__TASK TO COMPLETE__. Can you put the material into a JSON list of strings, one string per line with blank lines left out, starting with its first line and going on through the line with "- group-where-label: Where: [26, 188, 63, 202]", that line included?

___ RAW RECORDS ___

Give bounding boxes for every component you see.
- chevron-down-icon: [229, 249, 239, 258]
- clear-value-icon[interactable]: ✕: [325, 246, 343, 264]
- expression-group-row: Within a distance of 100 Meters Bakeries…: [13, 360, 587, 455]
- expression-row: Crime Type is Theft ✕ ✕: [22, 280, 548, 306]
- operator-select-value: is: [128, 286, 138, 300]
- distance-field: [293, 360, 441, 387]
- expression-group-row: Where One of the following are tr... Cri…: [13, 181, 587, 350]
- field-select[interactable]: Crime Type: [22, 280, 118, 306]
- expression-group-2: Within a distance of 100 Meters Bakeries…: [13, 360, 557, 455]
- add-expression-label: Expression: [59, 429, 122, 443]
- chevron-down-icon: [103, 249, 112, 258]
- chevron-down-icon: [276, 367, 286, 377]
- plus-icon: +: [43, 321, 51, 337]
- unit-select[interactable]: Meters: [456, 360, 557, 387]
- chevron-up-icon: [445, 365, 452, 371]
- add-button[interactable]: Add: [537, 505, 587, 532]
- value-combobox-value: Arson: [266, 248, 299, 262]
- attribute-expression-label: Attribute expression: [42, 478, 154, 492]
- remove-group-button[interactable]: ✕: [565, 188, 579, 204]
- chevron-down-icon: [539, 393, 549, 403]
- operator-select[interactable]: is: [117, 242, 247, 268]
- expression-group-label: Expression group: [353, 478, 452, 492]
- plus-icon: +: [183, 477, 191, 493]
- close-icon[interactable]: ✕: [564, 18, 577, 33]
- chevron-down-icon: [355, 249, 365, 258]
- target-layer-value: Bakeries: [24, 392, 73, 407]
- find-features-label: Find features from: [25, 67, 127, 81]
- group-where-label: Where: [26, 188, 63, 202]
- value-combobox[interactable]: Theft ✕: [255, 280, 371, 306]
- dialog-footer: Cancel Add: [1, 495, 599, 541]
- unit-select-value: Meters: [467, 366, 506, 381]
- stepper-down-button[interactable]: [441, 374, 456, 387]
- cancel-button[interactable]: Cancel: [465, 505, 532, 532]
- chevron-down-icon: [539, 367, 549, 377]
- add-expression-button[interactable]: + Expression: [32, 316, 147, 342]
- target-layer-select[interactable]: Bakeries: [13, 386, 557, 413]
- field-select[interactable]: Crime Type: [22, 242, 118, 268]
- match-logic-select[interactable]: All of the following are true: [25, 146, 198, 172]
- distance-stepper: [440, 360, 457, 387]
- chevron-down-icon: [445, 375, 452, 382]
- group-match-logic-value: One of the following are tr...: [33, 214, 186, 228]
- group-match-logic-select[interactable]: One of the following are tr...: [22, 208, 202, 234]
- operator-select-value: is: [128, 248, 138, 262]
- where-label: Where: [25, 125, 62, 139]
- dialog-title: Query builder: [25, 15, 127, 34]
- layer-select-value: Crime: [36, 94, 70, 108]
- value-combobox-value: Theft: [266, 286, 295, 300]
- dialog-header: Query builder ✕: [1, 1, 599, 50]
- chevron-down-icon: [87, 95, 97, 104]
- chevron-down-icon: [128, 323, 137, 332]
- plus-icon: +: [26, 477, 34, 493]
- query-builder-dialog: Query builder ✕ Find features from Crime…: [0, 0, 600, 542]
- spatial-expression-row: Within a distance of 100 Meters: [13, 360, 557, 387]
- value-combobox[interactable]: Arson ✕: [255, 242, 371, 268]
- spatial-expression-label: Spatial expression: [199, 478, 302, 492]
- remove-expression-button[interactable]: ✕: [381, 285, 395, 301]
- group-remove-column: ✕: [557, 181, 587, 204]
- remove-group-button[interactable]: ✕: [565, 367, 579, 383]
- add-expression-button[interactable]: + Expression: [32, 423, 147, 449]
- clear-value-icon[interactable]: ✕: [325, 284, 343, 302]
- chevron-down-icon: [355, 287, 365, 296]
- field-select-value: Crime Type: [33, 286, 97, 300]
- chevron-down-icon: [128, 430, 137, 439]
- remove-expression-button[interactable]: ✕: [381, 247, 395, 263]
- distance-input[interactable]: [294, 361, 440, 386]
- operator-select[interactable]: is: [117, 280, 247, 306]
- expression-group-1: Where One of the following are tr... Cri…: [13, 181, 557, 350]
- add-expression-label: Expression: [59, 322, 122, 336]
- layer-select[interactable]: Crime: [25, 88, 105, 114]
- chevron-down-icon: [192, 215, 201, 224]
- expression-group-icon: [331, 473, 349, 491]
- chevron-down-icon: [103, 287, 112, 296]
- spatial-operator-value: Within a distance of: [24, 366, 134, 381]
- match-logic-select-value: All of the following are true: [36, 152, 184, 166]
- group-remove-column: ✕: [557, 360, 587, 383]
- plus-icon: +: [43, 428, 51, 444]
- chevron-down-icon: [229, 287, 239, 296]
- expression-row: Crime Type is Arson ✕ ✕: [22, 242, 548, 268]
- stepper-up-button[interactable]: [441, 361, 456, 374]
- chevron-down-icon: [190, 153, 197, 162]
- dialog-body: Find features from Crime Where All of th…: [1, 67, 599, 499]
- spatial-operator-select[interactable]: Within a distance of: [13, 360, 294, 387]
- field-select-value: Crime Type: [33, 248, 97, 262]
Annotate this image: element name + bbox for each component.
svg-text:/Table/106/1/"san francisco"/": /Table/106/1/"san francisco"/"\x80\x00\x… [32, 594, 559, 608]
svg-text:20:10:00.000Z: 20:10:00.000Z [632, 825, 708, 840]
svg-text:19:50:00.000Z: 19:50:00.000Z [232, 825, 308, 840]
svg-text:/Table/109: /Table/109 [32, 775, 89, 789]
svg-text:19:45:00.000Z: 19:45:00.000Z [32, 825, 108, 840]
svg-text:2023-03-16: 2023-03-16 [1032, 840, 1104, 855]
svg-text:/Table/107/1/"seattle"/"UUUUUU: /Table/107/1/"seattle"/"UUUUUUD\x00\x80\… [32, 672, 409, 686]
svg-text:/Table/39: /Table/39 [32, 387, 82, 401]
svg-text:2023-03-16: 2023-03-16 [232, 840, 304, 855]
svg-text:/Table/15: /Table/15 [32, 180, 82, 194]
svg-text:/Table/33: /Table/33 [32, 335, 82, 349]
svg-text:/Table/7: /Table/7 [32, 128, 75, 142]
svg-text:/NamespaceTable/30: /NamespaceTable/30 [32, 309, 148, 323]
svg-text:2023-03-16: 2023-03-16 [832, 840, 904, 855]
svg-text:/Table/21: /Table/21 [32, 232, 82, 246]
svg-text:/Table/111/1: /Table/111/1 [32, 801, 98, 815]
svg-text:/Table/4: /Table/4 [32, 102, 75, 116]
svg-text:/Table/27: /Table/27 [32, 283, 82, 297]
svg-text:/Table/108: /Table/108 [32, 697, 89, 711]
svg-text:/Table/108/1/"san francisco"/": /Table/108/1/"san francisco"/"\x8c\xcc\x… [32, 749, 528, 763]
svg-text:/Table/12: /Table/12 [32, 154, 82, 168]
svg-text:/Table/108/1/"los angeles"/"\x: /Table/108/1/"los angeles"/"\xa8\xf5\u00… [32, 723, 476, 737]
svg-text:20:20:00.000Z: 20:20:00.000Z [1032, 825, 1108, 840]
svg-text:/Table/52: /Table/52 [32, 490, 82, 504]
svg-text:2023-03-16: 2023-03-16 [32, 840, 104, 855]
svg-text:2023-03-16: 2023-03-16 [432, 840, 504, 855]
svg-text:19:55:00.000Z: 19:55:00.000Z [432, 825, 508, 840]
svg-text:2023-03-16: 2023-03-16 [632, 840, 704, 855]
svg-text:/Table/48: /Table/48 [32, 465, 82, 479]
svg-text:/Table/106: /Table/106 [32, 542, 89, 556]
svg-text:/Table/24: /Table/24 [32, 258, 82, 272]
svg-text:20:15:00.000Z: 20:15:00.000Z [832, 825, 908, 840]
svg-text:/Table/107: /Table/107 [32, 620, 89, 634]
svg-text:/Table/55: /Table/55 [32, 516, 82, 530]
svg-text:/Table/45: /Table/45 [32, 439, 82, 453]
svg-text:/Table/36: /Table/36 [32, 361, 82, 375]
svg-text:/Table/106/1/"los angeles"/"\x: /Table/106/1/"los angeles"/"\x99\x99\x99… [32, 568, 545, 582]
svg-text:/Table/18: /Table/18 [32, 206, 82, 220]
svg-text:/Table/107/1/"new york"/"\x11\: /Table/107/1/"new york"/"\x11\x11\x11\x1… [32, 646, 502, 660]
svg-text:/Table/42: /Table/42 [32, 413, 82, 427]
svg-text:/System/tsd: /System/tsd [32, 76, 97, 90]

___

__SOLUTION TO THE PROBLEM__.
[
  "Give bounding boxes for every component you see.",
  "- chevron-down-icon: [229, 249, 239, 258]",
  "- clear-value-icon[interactable]: ✕: [325, 246, 343, 264]",
  "- expression-group-row: Within a distance of 100 Meters Bakeries…: [13, 360, 587, 455]",
  "- expression-row: Crime Type is Theft ✕ ✕: [22, 280, 548, 306]",
  "- operator-select-value: is: [128, 286, 138, 300]",
  "- distance-field: [293, 360, 441, 387]",
  "- expression-group-row: Where One of the following are tr... Cri…: [13, 181, 587, 350]",
  "- field-select[interactable]: Crime Type: [22, 280, 118, 306]",
  "- expression-group-2: Within a distance of 100 Meters Bakeries…: [13, 360, 557, 455]",
  "- add-expression-label: Expression: [59, 429, 122, 443]",
  "- chevron-down-icon: [103, 249, 112, 258]",
  "- chevron-down-icon: [276, 367, 286, 377]",
  "- plus-icon: +: [43, 321, 51, 337]",
  "- unit-select[interactable]: Meters: [456, 360, 557, 387]",
  "- chevron-up-icon: [445, 365, 452, 371]",
  "- add-button[interactable]: Add: [537, 505, 587, 532]",
  "- value-combobox-value: Arson: [266, 248, 299, 262]",
  "- attribute-expression-label: Attribute expression: [42, 478, 154, 492]",
  "- remove-group-button[interactable]: ✕: [565, 188, 579, 204]",
  "- chevron-down-icon: [539, 393, 549, 403]",
  "- operator-select[interactable]: is: [117, 242, 247, 268]",
  "- expression-group-label: Expression group: [353, 478, 452, 492]",
  "- plus-icon: +: [183, 477, 191, 493]",
  "- close-icon[interactable]: ✕: [564, 18, 577, 33]",
  "- chevron-down-icon: [355, 249, 365, 258]",
  "- target-layer-value: Bakeries: [24, 392, 73, 407]",
  "- find-features-label: Find features from: [25, 67, 127, 81]",
  "- group-where-label: Where: [26, 188, 63, 202]"
]